Data records

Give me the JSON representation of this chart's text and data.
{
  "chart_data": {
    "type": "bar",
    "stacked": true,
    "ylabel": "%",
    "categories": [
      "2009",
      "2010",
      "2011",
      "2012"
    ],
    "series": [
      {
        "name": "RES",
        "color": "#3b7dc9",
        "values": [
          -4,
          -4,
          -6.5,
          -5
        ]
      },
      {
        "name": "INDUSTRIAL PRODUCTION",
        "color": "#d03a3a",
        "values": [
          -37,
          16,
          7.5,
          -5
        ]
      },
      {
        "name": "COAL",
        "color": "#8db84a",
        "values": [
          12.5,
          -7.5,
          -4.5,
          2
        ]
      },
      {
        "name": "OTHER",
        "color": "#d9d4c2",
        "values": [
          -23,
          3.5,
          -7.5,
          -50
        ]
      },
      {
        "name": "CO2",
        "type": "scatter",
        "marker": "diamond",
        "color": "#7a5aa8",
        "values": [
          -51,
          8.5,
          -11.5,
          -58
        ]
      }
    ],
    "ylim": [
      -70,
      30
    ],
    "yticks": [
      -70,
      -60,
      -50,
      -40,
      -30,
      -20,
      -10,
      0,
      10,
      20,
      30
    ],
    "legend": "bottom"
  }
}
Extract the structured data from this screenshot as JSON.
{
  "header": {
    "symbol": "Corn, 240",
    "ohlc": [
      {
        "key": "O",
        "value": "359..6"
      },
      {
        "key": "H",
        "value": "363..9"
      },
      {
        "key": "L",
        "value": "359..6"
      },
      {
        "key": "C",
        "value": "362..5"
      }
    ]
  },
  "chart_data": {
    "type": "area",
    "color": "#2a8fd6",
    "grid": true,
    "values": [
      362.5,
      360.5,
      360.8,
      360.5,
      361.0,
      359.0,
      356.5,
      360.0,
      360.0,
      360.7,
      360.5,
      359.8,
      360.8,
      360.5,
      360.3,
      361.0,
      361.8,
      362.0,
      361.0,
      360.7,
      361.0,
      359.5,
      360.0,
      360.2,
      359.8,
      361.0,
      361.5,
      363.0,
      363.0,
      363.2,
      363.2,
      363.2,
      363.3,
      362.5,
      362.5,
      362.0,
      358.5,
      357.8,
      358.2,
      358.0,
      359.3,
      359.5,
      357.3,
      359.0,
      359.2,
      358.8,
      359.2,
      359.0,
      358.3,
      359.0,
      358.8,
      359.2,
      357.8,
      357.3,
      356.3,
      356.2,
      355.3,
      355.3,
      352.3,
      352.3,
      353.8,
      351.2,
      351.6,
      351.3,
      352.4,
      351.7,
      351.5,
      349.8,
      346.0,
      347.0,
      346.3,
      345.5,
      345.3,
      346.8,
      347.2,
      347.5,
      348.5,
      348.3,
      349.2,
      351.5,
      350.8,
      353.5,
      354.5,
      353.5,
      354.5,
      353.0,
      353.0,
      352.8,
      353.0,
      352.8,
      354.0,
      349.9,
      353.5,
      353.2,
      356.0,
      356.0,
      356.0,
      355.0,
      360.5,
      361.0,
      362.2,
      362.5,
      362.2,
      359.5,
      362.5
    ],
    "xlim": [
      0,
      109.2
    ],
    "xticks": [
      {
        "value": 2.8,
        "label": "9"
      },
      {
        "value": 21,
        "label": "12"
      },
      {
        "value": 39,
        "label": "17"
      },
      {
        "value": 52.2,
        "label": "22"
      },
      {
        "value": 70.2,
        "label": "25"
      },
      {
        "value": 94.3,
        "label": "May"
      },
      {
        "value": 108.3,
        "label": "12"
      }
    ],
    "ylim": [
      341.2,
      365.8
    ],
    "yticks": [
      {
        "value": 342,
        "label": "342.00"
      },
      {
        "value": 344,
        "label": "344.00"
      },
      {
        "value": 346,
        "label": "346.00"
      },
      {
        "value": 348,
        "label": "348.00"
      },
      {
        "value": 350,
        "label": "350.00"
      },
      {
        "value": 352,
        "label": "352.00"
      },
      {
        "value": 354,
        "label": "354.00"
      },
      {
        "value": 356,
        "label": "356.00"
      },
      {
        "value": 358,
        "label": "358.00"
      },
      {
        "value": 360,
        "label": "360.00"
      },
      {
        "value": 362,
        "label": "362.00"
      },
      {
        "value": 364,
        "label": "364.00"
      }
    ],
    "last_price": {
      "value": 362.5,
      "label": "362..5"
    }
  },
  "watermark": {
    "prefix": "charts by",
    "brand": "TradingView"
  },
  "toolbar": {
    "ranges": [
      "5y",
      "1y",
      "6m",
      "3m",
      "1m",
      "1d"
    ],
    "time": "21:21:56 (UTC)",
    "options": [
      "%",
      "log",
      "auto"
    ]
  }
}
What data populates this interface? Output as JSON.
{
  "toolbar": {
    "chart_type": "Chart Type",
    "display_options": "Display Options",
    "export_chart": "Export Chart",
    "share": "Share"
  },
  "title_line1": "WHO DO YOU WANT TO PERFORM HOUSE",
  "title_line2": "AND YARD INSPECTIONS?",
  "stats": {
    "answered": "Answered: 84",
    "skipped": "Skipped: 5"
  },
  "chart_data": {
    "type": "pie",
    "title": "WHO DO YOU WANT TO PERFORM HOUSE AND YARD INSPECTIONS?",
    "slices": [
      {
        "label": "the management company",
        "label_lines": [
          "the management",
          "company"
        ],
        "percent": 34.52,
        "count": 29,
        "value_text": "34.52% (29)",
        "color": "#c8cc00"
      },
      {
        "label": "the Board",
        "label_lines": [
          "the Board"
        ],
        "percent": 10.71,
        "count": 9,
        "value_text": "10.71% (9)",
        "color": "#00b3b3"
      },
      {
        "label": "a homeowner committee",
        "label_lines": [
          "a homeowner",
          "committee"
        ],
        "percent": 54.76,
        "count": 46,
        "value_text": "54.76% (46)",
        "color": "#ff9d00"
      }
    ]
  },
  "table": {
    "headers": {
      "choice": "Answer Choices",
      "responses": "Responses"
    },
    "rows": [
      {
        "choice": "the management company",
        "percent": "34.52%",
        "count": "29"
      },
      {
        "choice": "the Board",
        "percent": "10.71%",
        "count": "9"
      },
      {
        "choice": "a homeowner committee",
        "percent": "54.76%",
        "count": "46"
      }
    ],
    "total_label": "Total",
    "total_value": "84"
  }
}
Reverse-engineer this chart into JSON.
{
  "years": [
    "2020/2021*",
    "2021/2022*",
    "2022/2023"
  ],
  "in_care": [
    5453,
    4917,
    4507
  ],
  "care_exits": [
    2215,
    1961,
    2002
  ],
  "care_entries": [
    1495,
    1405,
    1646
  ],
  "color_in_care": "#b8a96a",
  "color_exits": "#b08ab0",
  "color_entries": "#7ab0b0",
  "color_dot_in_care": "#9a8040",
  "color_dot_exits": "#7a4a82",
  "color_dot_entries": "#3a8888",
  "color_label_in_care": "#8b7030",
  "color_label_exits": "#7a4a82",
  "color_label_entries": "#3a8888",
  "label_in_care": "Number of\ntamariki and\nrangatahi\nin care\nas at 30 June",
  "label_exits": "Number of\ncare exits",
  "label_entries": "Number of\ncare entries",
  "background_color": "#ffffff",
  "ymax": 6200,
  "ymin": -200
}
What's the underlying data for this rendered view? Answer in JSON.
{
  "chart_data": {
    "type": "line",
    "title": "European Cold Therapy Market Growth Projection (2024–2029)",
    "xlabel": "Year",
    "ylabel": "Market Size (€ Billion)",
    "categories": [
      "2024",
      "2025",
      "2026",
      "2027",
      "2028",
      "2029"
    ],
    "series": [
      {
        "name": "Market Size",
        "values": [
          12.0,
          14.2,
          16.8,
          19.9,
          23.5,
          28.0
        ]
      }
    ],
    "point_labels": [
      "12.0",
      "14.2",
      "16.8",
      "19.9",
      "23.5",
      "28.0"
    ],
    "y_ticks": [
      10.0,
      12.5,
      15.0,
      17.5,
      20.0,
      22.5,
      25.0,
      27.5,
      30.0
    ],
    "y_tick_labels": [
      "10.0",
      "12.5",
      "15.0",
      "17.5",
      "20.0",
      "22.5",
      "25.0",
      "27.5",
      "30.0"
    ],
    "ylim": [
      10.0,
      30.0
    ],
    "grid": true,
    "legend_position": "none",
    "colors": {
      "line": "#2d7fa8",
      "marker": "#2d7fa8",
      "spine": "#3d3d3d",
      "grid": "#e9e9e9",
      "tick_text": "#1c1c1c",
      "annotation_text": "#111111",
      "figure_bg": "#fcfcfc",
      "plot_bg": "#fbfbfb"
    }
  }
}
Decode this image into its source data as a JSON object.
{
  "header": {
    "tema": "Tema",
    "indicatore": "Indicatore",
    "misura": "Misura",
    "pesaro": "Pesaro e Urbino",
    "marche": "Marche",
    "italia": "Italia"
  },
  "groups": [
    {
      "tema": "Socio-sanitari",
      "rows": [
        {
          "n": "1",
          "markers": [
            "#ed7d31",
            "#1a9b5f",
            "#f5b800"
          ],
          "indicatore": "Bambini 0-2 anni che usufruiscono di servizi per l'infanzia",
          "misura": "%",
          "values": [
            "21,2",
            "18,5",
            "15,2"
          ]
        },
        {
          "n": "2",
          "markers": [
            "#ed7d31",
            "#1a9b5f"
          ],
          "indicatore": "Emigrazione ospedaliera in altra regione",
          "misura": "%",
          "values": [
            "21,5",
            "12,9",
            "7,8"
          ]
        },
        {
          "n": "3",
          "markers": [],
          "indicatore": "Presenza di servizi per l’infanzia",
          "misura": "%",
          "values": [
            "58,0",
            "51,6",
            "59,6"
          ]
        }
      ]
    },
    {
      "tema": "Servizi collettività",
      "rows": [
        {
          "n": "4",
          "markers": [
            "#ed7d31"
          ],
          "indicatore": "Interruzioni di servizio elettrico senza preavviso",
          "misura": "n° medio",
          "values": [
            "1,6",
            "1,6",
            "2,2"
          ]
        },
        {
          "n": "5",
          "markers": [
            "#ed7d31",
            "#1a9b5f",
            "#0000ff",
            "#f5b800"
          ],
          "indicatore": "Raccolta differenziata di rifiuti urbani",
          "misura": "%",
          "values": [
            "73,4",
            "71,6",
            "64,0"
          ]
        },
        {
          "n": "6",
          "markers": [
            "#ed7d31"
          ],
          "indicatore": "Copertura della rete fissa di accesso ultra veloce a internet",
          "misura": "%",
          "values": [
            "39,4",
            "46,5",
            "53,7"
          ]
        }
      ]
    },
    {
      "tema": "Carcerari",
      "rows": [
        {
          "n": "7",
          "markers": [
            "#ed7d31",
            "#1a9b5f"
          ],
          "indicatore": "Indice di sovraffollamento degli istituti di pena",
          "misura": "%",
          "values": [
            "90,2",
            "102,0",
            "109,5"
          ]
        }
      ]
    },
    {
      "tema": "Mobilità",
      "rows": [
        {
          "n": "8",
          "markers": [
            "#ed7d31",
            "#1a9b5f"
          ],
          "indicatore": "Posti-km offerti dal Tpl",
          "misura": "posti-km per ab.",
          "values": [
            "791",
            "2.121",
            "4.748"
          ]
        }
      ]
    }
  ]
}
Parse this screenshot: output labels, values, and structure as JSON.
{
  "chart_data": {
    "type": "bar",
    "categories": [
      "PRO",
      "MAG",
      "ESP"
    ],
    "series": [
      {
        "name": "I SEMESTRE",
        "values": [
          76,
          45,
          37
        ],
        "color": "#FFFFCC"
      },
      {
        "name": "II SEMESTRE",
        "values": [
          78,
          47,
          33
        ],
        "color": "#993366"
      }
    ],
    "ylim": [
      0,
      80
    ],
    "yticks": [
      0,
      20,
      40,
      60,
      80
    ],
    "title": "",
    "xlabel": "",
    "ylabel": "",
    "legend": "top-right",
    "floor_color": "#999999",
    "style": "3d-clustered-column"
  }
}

What the exercise asks — Filter out every line that lacks the word "tema", and copy the rest.

Complete answer —
    "tema": "Tema",
      "tema": "Socio-sanitari",
      "tema": "Servizi collettività",
      "tema": "Carcerari",
      "tema": "Mobilità",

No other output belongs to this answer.